SET EXERCISE |
Return all lines from the listing below in which the string "name" occurs.

____ INFORMATION SHOWN

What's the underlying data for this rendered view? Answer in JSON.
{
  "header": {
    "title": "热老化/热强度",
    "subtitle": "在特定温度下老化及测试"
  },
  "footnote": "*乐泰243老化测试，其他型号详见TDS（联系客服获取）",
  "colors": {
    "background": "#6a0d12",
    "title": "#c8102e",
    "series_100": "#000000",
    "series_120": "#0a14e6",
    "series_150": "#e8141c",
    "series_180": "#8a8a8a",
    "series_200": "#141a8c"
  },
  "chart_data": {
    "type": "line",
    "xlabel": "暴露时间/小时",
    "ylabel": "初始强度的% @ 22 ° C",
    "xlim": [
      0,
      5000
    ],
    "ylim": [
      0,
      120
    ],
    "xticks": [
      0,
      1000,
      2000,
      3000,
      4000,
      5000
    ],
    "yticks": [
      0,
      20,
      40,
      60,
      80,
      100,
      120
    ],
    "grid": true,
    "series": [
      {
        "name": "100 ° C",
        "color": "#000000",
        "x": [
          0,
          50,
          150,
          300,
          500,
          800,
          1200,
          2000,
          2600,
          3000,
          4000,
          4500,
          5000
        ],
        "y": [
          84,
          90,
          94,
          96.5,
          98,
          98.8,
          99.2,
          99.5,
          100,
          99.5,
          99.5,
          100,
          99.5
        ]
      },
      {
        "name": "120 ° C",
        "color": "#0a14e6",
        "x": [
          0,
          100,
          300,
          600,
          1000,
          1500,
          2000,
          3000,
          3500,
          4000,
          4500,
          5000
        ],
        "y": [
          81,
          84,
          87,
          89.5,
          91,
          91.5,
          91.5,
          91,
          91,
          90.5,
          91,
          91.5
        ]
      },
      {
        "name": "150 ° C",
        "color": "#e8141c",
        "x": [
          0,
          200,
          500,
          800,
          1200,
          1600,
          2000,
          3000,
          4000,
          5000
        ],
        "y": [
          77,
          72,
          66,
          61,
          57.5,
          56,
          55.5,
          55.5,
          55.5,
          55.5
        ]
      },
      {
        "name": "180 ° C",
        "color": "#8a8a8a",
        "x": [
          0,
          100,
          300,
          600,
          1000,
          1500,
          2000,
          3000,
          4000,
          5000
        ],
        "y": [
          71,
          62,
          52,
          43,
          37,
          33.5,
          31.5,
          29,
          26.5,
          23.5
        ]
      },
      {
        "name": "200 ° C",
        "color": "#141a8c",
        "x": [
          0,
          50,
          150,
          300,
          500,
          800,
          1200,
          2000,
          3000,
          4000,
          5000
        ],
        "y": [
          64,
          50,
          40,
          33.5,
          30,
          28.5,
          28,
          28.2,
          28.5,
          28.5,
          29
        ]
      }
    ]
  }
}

________

EXERCISE ANSWER |
        "name": "100 ° C",
        "name": "120 ° C",
        "name": "150 ° C",
        "name": "180 ° C",
        "name": "200 ° C",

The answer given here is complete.